Data entries
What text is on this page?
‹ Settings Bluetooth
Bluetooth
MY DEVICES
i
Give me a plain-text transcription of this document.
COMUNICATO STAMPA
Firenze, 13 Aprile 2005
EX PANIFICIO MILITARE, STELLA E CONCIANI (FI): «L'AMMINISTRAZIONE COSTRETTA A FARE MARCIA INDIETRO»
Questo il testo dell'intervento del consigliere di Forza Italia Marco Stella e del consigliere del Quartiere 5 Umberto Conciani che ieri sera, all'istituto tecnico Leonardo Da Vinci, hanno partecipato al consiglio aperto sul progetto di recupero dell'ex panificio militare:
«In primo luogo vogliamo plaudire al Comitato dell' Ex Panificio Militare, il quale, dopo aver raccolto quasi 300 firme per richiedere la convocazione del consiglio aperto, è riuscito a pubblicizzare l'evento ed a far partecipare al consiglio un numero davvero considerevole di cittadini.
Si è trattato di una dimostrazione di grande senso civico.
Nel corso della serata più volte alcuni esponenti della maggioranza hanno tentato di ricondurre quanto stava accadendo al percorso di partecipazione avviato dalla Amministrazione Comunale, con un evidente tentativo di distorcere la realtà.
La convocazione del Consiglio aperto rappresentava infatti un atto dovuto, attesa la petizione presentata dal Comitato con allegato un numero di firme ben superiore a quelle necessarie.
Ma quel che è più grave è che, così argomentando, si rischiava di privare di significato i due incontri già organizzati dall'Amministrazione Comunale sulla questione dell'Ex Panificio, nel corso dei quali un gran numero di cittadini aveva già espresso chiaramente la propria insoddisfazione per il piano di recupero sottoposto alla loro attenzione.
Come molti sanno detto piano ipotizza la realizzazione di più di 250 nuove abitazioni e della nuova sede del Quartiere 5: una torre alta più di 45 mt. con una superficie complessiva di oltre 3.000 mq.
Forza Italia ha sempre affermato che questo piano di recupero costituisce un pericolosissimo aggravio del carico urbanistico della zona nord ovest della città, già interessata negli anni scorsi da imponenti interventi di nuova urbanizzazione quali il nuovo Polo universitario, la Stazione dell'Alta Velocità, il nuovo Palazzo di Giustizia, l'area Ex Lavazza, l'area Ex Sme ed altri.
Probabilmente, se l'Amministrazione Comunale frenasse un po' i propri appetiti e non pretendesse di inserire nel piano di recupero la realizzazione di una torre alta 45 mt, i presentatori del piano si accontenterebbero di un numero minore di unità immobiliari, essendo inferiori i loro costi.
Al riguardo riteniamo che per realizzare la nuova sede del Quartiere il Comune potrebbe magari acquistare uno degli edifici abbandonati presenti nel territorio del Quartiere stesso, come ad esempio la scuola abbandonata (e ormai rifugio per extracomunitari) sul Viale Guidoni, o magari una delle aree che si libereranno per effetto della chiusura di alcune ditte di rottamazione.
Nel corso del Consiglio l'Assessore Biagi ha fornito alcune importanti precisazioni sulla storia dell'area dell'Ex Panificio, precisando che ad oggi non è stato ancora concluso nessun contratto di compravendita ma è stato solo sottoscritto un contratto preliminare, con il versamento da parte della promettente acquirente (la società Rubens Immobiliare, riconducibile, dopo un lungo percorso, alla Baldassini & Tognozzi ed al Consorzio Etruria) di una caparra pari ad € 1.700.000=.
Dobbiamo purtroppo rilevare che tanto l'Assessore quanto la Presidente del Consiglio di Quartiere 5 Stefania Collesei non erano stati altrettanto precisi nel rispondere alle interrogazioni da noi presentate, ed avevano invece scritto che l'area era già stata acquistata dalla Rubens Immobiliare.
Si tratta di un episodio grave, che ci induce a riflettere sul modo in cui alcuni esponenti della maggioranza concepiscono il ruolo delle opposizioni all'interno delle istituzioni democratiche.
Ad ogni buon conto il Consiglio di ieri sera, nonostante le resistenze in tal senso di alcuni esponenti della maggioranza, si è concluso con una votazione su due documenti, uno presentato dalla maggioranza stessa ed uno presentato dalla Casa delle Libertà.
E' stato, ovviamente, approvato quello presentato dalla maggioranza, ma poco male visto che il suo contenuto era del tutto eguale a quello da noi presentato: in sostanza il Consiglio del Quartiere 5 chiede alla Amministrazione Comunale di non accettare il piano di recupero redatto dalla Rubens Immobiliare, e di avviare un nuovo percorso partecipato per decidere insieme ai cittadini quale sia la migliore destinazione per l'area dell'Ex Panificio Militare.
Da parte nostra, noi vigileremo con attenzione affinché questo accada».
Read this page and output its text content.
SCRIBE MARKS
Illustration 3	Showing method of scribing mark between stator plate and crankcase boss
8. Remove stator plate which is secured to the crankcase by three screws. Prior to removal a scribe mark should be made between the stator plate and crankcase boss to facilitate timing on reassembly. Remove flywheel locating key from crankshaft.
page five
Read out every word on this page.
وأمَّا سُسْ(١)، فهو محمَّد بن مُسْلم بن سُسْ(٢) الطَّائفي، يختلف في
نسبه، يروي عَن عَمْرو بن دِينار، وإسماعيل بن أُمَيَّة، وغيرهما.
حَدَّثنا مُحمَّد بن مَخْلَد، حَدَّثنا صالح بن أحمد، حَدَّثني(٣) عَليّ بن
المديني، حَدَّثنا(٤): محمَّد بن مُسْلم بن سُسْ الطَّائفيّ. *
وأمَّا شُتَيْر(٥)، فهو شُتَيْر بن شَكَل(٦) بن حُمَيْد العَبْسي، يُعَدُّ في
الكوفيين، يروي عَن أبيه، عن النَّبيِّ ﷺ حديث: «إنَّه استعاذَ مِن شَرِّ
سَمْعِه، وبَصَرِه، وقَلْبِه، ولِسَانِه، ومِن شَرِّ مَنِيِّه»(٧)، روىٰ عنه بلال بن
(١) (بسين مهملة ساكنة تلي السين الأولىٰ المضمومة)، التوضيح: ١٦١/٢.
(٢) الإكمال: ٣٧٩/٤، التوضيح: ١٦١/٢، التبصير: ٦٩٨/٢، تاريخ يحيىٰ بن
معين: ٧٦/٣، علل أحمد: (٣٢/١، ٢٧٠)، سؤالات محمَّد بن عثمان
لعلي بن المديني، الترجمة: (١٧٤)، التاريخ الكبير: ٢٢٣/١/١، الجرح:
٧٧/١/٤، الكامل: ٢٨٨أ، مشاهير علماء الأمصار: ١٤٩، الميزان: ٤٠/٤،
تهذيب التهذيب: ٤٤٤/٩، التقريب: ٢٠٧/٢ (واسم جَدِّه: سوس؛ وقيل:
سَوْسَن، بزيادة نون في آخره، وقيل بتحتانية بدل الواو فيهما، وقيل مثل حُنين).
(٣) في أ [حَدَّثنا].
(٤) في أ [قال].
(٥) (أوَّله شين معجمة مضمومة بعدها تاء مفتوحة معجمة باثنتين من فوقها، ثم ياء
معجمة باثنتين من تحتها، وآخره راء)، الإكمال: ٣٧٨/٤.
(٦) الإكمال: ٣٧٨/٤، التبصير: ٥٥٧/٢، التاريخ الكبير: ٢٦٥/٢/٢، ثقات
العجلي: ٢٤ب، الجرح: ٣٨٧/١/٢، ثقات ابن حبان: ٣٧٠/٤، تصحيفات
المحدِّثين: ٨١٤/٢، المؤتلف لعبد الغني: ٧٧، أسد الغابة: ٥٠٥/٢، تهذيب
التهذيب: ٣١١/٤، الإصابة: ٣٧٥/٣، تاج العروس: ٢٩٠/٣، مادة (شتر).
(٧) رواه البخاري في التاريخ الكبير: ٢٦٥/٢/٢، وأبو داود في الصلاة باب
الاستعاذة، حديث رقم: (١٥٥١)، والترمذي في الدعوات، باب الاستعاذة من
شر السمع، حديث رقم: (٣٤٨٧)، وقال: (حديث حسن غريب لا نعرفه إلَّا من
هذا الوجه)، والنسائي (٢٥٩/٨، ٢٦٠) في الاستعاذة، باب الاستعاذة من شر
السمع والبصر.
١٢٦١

### Task statement
Using the listing above, list every line in which the string "وقيل" occurs.

### Expected answer
تهذيب التهذيب: ٤٤٤/٩، التقريب: ٢٠٧/٢ (واسم جَدِّه: سوس؛ وقيل:
سَوْسَن، بزيادة نون في آخره، وقيل بتحتانية بدل الواو فيهما، وقيل مثل حُنين).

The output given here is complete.